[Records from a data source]
+-------+

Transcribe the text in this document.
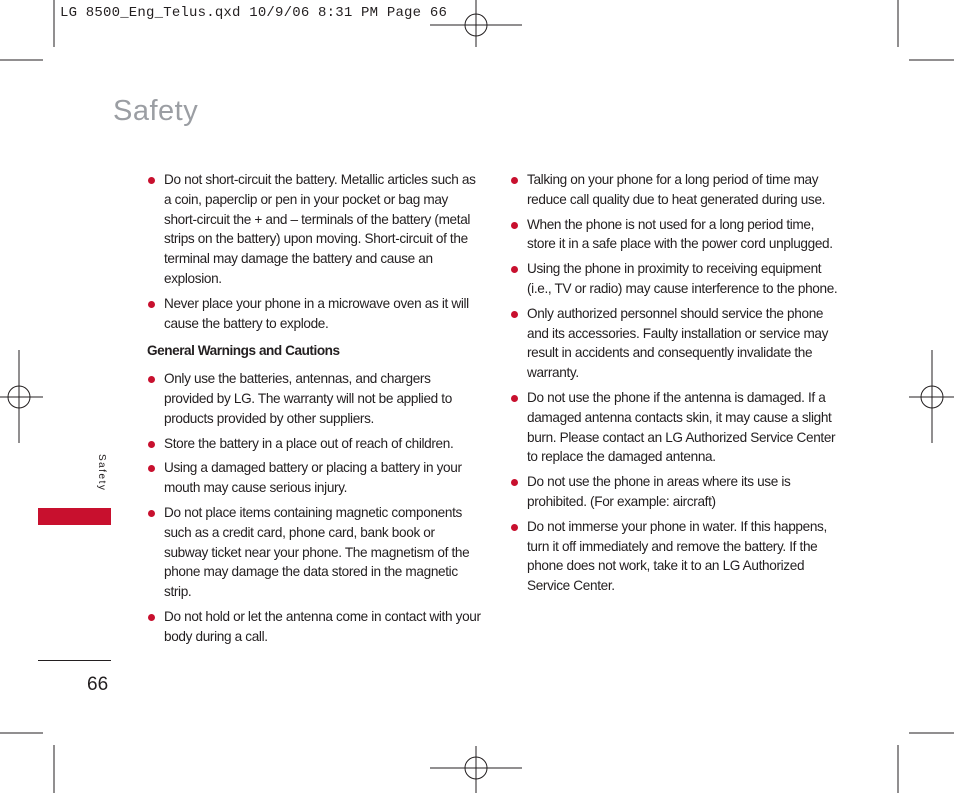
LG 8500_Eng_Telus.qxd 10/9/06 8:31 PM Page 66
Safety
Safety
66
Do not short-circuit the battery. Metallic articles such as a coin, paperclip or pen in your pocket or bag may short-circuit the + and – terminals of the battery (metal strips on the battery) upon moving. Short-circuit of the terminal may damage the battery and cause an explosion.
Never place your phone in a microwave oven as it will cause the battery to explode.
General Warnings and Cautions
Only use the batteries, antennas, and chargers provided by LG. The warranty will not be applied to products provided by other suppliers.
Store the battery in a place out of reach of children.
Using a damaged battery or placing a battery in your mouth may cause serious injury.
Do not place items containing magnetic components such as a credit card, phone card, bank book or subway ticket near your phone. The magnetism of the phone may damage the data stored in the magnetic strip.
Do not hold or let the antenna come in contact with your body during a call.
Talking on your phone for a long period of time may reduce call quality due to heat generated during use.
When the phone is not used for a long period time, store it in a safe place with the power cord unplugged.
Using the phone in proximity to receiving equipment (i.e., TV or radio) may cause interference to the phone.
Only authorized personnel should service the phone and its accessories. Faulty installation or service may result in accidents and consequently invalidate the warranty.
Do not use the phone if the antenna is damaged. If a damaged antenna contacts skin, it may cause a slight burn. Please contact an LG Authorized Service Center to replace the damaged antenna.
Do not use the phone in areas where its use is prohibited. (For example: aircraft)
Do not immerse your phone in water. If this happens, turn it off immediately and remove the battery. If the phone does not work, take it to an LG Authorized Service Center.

+-------+

**PROBLEM STATEMENT:** Find how many lines in the material hold the word "Center" and state that number alone.

**REPLY:** 2